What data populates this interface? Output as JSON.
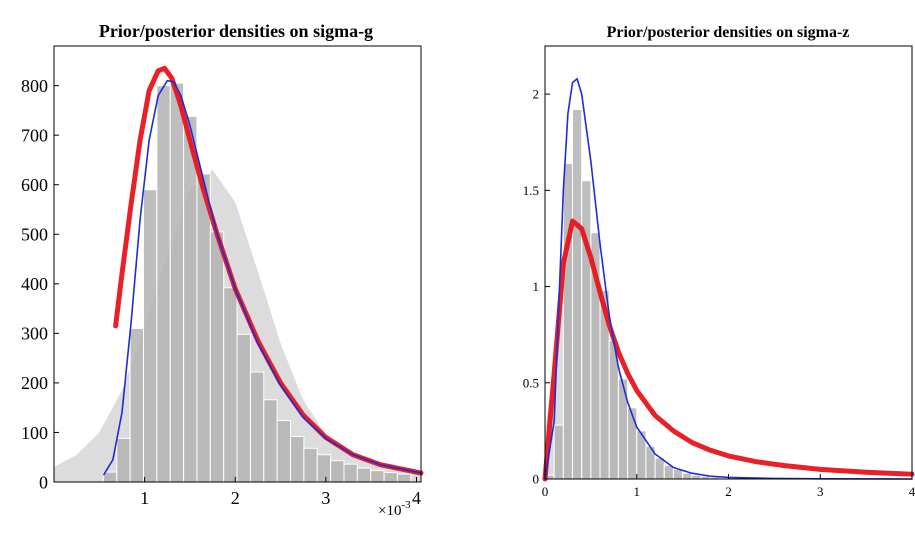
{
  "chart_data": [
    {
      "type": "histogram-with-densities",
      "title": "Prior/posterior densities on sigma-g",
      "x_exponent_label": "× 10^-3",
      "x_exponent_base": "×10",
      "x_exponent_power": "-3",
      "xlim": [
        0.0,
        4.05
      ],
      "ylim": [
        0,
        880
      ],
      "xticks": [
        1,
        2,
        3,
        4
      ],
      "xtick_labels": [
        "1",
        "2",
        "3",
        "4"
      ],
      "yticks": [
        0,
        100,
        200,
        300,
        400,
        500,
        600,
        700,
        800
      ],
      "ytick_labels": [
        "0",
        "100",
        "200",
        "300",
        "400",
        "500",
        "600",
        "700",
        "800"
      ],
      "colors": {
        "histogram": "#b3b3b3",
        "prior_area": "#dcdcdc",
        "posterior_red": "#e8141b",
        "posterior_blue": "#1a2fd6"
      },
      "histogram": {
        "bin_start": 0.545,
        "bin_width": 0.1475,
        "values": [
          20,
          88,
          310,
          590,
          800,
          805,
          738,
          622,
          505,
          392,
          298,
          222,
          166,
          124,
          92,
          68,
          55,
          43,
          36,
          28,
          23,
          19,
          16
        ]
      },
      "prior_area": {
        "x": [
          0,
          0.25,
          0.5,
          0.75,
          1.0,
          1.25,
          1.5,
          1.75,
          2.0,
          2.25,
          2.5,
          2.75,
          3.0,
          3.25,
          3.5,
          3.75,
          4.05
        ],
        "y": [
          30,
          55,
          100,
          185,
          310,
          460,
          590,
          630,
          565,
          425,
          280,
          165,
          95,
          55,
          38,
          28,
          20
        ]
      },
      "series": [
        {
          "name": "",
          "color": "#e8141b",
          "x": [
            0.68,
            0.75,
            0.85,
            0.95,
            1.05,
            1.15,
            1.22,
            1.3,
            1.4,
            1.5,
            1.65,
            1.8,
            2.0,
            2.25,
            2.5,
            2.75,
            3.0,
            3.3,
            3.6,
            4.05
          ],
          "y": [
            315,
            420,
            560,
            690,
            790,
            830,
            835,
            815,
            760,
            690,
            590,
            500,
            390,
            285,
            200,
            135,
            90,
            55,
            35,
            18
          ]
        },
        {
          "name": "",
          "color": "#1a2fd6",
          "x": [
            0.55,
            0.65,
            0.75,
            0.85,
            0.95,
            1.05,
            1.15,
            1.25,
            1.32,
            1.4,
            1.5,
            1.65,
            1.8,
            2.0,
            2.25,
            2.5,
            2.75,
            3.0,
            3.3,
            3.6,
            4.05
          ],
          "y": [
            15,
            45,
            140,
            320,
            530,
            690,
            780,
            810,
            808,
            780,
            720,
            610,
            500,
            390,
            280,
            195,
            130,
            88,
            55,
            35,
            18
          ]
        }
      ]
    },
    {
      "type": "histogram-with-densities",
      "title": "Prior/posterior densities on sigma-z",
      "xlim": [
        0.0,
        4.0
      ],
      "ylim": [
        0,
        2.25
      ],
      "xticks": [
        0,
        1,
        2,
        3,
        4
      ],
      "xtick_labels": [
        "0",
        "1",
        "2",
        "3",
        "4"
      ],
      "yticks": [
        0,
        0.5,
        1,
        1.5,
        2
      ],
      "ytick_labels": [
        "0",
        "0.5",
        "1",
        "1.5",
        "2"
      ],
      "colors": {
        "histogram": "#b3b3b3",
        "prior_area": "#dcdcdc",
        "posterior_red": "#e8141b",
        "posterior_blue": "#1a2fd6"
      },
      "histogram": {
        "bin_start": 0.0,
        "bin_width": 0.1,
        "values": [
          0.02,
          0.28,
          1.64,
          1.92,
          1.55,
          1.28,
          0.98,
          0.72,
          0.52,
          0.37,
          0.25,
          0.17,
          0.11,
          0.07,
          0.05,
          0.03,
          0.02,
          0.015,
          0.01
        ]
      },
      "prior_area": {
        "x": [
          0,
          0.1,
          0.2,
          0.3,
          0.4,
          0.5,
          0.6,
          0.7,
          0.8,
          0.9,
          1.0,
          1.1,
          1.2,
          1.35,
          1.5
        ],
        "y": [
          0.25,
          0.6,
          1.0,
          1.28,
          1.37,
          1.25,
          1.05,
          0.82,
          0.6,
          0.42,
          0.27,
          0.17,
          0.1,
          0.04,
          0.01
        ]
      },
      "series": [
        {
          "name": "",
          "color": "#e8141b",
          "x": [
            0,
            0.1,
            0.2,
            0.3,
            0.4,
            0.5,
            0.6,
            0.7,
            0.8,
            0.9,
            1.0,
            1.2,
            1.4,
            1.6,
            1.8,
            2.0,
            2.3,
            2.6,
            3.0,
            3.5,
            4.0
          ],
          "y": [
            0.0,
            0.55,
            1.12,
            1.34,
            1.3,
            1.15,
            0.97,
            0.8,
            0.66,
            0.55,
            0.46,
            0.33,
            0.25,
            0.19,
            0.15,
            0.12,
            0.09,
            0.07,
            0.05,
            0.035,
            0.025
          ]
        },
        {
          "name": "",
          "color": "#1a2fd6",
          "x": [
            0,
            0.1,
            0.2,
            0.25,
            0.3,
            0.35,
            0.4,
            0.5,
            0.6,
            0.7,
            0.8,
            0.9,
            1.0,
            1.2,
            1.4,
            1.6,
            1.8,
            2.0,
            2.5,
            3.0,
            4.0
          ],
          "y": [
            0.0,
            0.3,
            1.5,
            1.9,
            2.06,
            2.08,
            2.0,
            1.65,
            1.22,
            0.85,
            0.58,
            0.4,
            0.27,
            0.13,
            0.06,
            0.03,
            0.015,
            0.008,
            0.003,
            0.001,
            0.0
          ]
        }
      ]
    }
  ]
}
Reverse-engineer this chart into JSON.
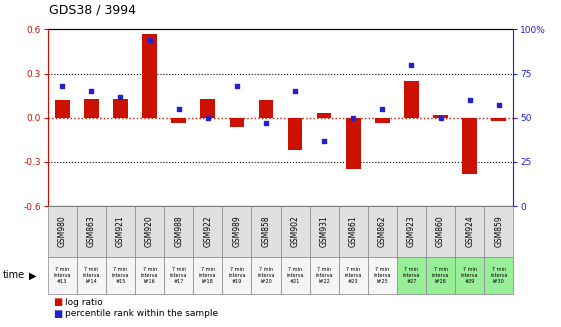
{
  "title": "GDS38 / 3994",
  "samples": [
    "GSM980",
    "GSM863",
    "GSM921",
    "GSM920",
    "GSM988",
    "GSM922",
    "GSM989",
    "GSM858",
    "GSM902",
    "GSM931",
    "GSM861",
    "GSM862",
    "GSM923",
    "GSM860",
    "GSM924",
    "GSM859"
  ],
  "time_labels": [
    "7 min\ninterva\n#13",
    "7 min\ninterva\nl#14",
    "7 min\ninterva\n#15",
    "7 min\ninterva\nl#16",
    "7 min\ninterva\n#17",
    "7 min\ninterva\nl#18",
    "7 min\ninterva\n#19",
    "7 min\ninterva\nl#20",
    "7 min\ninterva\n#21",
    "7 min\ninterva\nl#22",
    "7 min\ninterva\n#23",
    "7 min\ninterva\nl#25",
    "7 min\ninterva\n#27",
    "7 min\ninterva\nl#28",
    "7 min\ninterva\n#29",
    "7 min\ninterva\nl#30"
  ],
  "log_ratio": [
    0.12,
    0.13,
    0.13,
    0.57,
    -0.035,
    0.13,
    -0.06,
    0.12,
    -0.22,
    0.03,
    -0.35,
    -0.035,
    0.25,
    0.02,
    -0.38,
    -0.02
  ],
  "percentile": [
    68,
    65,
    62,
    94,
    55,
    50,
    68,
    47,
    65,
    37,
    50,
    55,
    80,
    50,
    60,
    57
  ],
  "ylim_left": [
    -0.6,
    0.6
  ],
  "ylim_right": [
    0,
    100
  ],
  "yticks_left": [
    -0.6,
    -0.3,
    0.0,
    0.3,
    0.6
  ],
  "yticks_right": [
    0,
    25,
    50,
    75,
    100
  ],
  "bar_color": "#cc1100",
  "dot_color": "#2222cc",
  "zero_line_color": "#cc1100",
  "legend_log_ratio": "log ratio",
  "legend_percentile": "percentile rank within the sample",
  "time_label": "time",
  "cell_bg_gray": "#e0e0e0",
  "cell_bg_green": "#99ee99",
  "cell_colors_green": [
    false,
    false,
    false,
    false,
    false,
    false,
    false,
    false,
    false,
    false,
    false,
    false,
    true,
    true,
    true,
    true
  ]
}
• • • • • • •
— What to work on —
Everything from the line with "Reverse-engineer this chart into JSON." through the end of the records above, and nothing else, is to be quoted exactly; please leave the pictures out.

— Solution for this problem —
Reverse-engineer this chart into JSON.
{
  "title": "GDS38 / 3994",
  "samples": [
    "GSM980",
    "GSM863",
    "GSM921",
    "GSM920",
    "GSM988",
    "GSM922",
    "GSM989",
    "GSM858",
    "GSM902",
    "GSM931",
    "GSM861",
    "GSM862",
    "GSM923",
    "GSM860",
    "GSM924",
    "GSM859"
  ],
  "time_labels": [
    "7 min\ninterva\n#13",
    "7 min\ninterva\nl#14",
    "7 min\ninterva\n#15",
    "7 min\ninterva\nl#16",
    "7 min\ninterva\n#17",
    "7 min\ninterva\nl#18",
    "7 min\ninterva\n#19",
    "7 min\ninterva\nl#20",
    "7 min\ninterva\n#21",
    "7 min\ninterva\nl#22",
    "7 min\ninterva\n#23",
    "7 min\ninterva\nl#25",
    "7 min\ninterva\n#27",
    "7 min\ninterva\nl#28",
    "7 min\ninterva\n#29",
    "7 min\ninterva\nl#30"
  ],
  "log_ratio": [
    0.12,
    0.13,
    0.13,
    0.57,
    -0.035,
    0.13,
    -0.06,
    0.12,
    -0.22,
    0.03,
    -0.35,
    -0.035,
    0.25,
    0.02,
    -0.38,
    -0.02
  ],
  "percentile": [
    68,
    65,
    62,
    94,
    55,
    50,
    68,
    47,
    65,
    37,
    50,
    55,
    80,
    50,
    60,
    57
  ],
  "ylim_left": [
    -0.6,
    0.6
  ],
  "ylim_right": [
    0,
    100
  ],
  "yticks_left": [
    -0.6,
    -0.3,
    0.0,
    0.3,
    0.6
  ],
  "yticks_right": [
    0,
    25,
    50,
    75,
    100
  ],
  "bar_color": "#cc1100",
  "dot_color": "#2222cc",
  "zero_line_color": "#cc1100",
  "legend_log_ratio": "log ratio",
  "legend_percentile": "percentile rank within the sample",
  "time_label": "time",
  "cell_bg_gray": "#e0e0e0",
  "cell_bg_green": "#99ee99",
  "cell_colors_green": [
    false,
    false,
    false,
    false,
    false,
    false,
    false,
    false,
    false,
    false,
    false,
    false,
    true,
    true,
    true,
    true
  ]
}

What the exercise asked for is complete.